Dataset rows
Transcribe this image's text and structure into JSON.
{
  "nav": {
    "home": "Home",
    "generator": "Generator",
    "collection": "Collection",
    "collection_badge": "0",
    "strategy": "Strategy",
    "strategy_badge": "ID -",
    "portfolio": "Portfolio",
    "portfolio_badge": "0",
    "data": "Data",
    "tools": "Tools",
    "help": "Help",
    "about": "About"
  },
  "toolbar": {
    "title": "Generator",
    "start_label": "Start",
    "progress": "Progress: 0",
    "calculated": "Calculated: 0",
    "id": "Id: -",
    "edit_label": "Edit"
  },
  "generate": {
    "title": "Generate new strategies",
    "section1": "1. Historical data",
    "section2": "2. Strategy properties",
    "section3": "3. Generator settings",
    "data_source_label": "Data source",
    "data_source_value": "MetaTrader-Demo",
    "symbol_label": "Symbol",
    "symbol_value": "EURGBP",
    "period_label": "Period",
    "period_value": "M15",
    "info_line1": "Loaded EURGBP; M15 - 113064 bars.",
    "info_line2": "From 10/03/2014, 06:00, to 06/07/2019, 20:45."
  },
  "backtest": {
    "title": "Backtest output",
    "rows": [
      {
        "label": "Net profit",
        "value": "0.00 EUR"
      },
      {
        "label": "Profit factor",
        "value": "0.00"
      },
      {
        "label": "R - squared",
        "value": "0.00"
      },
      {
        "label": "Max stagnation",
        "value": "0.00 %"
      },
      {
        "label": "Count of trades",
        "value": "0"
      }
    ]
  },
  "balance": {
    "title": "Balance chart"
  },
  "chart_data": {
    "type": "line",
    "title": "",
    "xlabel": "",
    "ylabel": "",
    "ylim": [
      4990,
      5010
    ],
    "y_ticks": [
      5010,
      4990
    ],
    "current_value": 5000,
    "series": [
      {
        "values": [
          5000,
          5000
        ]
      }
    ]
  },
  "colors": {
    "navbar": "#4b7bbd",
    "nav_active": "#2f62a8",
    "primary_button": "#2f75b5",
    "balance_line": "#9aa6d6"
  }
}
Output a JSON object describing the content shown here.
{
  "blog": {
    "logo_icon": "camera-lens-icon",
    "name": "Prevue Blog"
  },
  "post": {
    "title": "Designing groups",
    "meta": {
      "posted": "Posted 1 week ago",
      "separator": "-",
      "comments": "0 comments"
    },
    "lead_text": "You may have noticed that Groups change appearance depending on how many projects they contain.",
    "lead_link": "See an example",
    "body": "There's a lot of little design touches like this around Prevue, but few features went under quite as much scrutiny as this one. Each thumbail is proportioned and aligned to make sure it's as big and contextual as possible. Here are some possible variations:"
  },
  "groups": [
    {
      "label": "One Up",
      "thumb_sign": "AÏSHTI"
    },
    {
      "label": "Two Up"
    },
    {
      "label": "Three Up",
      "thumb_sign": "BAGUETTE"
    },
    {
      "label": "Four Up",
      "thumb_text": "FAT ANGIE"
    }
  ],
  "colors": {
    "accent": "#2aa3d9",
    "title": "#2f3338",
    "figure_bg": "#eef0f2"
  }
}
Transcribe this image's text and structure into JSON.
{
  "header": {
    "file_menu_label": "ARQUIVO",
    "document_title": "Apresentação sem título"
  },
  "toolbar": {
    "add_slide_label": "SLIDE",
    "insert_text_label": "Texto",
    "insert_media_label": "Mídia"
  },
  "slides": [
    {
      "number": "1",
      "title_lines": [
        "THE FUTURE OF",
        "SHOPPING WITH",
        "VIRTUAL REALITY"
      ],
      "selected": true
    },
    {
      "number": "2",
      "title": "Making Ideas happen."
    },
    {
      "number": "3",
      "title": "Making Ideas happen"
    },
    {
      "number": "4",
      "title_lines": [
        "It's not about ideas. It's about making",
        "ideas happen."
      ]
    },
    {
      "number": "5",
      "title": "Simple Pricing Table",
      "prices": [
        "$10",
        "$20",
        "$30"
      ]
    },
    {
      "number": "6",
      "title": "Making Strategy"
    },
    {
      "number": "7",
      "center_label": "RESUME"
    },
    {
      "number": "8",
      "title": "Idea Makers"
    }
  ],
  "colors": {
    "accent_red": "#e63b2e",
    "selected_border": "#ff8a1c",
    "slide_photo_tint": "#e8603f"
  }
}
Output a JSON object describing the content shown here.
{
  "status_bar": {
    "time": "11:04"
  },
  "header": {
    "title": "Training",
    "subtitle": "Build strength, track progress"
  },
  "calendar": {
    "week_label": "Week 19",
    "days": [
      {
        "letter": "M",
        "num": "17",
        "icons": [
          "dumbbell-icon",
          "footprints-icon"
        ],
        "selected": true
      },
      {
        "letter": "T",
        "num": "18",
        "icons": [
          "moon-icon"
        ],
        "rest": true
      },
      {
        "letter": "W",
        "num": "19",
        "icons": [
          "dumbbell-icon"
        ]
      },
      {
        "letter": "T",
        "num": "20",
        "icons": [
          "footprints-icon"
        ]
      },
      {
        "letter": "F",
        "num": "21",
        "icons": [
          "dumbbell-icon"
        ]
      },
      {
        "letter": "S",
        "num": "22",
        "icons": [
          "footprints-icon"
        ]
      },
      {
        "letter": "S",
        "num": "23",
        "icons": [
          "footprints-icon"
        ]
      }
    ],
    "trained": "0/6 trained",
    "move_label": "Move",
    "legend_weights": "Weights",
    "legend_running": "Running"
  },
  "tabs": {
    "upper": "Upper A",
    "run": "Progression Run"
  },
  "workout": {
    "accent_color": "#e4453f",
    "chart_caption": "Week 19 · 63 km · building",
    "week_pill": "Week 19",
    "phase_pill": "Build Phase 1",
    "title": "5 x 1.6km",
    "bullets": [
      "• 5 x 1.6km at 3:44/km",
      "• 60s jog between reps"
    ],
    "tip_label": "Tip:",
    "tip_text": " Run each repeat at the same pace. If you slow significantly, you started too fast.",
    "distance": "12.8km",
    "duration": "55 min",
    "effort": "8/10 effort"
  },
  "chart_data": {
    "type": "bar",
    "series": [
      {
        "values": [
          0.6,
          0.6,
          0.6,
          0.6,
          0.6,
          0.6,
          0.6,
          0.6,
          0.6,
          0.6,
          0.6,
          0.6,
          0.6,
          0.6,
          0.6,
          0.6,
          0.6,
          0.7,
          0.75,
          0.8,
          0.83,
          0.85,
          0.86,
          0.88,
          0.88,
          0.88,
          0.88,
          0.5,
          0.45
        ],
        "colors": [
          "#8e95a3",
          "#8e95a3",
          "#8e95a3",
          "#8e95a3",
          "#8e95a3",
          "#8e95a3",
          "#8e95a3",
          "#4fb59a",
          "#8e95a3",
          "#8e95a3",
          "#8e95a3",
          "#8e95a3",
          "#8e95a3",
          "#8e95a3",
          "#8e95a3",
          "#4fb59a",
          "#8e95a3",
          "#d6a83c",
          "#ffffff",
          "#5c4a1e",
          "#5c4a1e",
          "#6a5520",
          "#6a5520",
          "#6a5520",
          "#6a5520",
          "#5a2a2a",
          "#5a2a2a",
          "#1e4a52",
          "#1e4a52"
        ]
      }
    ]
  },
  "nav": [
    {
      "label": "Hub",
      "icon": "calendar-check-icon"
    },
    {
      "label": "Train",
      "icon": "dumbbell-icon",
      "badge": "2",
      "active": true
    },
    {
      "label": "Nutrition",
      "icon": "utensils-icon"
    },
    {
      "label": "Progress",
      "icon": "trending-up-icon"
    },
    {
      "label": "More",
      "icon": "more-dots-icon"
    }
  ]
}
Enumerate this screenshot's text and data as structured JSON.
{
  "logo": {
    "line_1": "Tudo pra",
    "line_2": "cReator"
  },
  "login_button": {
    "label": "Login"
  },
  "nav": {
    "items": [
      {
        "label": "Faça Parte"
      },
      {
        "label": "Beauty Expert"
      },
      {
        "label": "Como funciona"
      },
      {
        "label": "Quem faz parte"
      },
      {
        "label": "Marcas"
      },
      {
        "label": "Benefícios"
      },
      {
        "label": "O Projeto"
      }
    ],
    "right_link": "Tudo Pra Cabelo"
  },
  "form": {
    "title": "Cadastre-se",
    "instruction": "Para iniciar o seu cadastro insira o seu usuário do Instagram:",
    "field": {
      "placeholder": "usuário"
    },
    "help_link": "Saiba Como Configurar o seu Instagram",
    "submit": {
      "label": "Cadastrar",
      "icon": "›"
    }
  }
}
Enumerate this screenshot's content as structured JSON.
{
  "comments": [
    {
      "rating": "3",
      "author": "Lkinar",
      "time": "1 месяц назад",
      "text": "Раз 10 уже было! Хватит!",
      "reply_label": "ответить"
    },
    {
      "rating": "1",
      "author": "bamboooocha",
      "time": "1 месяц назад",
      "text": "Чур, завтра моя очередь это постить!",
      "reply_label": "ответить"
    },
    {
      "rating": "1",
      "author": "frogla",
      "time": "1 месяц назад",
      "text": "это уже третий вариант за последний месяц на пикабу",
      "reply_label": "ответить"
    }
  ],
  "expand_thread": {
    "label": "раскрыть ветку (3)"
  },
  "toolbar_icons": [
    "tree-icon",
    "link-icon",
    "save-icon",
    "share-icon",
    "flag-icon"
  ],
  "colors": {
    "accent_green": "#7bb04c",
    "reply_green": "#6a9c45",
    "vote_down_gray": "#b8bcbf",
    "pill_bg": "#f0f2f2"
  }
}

- [What to work on] Go through the entries above and pull out each line with "screenshot" in it.

- [Full output]
Enumerate this screenshot's text and data as structured JSON.
Enumerate this screenshot's content as structured JSON.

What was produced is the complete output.